> _Verilen metin_
==================================================

DAİŞ’in işgal ettiği Musul’u kurtarma operasyonu ikinci haftasına girdi. DAİŞ’ten sonra Musul kimin eline geçecek? Nasıl bölüşülecek? Statüsü ne olacak? konusunda Türkiye-Irak-İran ve büyük paylaşım mücadelesi başladı. Türk devleti tüm gücüyle Musul’da Kürt etkinliğini önlemeye ve Musul’un Sünni Arapların eline geçmesini sağlamaya çalışıyor.
Tıpkı Birinci Dünya Savaşı gibi, Üçüncü Dünya Savaşı da dönüp dolaşıp en sonunda gelip Musul üzerinde odaklandı. Mehmet Bayrak, Musul ve Kerkük üzerinde 200 yıldır yapılan pazarlıkları yazdı.
Gerek son Osmanlı Meclis-i Mebusanı‘nda, gerekse Ankara’daki ilk Millet Meclisi’nde kabul edilen Misk-i Milli sınırları, Anadolu ve Mezopotamya’da yaşayan Türklerle Kürtler‘in yaşadıkları coğrafyayı kapsıyordu. Nitekim, Osmanlı Meclis-i Mebusan’ının 28 Ocak 1920’de yaptığı gizli oturumda kabul ettiği ve daha sonra Ankara Hükümetince de benimsenen Misak-i Milli’nin daha 1. maddesinde “Mütareke çizgisinin içinde ve dışında kalan yerlerin İslam ve Osmanlı çoğunluğunun oturduğu bölgelerin hepsi, hüküm ve fiil bakımından Anayurttan hiçbir sebeple ayrılmaz” deniliyordu. Mustafa Kemal de, 1 Mayıs 1920’de yaptığı Meclis konuşmasında; “Hududu Milliyemiz İskenderun cenubundan geçer, Şarka doğru uzanarak Musul’u, Süleymaniye’yi, Kerkük’ü ihtiva eder” demektedir. (1)

==================================================

> _Sağlanan veriler_
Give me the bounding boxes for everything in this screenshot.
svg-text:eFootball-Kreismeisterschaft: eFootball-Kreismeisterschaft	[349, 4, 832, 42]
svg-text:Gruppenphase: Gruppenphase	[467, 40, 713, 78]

==================================================

> _Yönerge A_
Musul üzerine metne göre aşağıdaki soruları yanıtlayın:
(i) Musul'u kurtarma operasyonu kaçıncı haftasına girdi?
(ii) Mehmet Bayrak neyi yazdı?
(iii) Osmanlı Meclis-i Mebusanı, Misak-i Milli'yi hangi tarihte yaptığı gizli oturumda kabul etti?
> _Yönerge B_
Musul üzerine metni kaldığı yerden sürdürün.

> _Çalışma sonucu A_
(i) İkinci haftasına.
(ii) Musul ve Kerkük üzerinde 200 yıldır yapılan pazarlıkları.
(iii) 28 Ocak 1920'de.

> _Çalışma sonucu B_
İsmet İnönü de esas olarak Türklerle Kürtler‘in yaşadıkları toprakları kucaklayan Misak-ı Milli sınırlarına verdikleri önemi, Lozan öncesinde şöyle vurguluyordu: “Bizim uğrunda her türlü fedakârlığa katlandığımız gayelerimiz çok mütevazi ve çok haklıdır. Bu gayeler iki kelime içindedir: Misak-ı Milli” (2)
Ancak, Mustafa Kemal daha Ocak-1923’de Musul sorununa gerçek yaklaşımını şu sözlerle açıklar: “Musul bizim için çok önemlidir. Birincisi, Musul’da sınırsız servet oluşturan petrol kaynakları vardır… İkincisi, onun kadar önemli olan Kürtlük sorunudur. İngilizler orda bir Kürt Hükümeti kurmak istiyorlar. Bunu yaparlarsa, bu düşünce bizim sınırlarımız içindeki Kürtlere de yayılır. Buna engel olmak için sınırı güneyden geçirmek gerekir.” (3)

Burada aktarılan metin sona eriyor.